- **Problem**:
Scan the listing that follows and report how many lines contain "dSTEC". Write the number alone.

○ ○ ○ ○ ○

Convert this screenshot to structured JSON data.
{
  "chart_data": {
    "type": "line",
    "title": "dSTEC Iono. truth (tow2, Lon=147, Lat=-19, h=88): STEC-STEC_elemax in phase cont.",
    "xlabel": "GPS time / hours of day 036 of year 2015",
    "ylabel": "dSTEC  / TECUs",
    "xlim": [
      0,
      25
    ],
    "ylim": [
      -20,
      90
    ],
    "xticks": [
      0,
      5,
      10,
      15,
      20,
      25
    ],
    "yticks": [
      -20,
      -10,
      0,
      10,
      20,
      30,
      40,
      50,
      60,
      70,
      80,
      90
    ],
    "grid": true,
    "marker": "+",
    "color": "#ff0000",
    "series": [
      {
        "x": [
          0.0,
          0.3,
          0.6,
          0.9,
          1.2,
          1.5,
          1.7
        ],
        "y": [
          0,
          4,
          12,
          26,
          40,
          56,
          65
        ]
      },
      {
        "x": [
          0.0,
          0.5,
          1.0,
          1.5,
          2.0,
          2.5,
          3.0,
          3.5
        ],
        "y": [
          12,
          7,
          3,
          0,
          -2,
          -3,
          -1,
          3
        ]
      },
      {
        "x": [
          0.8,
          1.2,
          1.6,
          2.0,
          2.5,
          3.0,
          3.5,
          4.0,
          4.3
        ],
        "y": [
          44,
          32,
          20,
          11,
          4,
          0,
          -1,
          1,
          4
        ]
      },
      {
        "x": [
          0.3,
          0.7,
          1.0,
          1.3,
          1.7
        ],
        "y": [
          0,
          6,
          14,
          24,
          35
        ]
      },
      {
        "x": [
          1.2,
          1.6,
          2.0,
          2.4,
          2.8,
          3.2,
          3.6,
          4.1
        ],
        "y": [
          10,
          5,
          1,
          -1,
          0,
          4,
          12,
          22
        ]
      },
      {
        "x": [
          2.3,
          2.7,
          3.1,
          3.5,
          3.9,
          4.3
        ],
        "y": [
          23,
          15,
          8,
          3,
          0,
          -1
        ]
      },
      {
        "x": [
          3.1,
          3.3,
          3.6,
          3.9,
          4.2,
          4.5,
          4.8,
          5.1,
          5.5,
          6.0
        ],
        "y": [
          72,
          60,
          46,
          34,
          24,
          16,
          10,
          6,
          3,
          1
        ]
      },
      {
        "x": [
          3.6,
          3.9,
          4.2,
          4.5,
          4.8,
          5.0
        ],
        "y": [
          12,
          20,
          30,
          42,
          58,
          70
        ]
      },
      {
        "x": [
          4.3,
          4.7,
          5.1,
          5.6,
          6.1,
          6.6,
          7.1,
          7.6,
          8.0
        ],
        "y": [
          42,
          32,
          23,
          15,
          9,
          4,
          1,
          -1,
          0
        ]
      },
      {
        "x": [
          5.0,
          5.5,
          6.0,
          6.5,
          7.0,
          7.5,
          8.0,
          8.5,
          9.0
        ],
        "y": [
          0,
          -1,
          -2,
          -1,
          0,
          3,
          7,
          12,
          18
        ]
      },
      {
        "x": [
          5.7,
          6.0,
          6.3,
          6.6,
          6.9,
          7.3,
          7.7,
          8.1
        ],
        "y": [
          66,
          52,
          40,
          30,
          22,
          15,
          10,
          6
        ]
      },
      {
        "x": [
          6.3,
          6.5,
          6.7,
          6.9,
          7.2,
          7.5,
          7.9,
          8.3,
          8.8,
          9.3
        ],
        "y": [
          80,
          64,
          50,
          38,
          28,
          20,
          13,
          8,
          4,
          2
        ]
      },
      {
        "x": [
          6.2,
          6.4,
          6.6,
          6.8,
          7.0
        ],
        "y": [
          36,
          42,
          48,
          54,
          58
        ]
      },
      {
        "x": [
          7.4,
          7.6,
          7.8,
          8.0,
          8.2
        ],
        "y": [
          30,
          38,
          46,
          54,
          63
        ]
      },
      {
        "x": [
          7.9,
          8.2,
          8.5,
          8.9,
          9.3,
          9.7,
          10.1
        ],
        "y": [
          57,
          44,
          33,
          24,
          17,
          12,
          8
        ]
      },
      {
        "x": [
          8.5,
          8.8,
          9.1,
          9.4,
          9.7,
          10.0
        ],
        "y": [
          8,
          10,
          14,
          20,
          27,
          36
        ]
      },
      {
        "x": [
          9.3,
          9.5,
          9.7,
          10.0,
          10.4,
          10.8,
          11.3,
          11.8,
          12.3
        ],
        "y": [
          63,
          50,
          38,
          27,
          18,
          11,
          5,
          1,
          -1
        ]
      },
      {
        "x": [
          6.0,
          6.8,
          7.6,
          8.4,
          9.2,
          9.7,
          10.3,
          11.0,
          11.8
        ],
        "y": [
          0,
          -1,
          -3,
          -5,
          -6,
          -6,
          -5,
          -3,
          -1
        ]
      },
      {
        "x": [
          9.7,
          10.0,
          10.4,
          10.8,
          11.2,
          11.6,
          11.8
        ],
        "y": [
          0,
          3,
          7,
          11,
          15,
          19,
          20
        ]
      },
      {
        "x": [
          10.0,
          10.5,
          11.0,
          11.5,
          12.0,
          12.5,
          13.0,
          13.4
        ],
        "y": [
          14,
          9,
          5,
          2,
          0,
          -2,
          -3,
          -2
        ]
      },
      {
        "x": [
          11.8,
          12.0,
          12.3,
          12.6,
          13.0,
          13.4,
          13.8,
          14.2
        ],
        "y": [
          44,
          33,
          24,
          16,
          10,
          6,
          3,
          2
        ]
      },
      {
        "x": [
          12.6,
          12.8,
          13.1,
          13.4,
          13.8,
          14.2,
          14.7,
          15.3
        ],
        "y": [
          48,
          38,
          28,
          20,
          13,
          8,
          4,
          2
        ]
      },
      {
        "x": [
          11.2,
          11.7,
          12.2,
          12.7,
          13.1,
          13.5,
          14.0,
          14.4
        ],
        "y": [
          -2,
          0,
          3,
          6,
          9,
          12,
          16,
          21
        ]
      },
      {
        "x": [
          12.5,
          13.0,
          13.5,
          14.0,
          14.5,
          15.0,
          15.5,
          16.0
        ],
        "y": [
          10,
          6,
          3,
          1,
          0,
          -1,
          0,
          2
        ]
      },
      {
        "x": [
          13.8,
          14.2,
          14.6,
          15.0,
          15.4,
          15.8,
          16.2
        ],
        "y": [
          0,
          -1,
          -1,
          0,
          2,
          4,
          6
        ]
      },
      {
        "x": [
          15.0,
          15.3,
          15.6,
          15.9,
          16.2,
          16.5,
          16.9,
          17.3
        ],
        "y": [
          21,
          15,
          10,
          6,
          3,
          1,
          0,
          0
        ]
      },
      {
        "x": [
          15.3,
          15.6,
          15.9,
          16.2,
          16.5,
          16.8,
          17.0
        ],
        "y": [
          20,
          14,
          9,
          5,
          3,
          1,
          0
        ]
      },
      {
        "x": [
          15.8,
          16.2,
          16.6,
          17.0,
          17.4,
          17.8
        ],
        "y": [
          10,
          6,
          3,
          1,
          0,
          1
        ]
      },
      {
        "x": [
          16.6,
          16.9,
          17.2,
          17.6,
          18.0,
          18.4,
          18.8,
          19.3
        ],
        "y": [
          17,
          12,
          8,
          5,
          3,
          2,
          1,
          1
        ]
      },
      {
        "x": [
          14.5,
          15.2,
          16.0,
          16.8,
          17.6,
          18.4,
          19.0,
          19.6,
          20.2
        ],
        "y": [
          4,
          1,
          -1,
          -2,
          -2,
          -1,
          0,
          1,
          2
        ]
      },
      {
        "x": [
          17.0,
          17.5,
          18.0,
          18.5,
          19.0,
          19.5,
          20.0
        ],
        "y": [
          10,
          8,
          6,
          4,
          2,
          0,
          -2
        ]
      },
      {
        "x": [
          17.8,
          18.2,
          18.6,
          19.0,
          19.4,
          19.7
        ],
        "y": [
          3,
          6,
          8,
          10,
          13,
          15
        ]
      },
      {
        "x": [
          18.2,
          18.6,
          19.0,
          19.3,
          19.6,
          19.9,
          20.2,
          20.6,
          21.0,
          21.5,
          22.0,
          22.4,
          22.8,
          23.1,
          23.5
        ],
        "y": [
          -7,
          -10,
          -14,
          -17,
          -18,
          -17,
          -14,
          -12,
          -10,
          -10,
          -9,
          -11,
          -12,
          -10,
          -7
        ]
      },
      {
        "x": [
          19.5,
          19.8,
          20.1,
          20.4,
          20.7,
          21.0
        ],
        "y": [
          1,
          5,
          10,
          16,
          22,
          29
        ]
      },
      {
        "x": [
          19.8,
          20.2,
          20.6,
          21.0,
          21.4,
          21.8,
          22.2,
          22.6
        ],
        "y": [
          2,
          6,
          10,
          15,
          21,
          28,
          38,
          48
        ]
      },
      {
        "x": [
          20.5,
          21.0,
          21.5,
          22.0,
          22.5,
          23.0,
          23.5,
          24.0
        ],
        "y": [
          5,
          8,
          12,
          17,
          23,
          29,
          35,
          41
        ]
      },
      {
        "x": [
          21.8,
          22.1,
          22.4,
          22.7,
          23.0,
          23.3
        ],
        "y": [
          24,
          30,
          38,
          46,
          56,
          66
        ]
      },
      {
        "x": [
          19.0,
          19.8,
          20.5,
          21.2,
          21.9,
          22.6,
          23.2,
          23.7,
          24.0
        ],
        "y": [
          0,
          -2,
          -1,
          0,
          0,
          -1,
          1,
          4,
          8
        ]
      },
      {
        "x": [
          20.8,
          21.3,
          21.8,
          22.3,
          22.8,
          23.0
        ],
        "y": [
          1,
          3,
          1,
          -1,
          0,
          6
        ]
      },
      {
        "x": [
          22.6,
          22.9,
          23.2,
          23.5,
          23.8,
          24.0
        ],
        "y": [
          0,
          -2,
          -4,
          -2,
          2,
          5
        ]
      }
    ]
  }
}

○ ○ ○ ○ ○

- **Exercise answer**:
2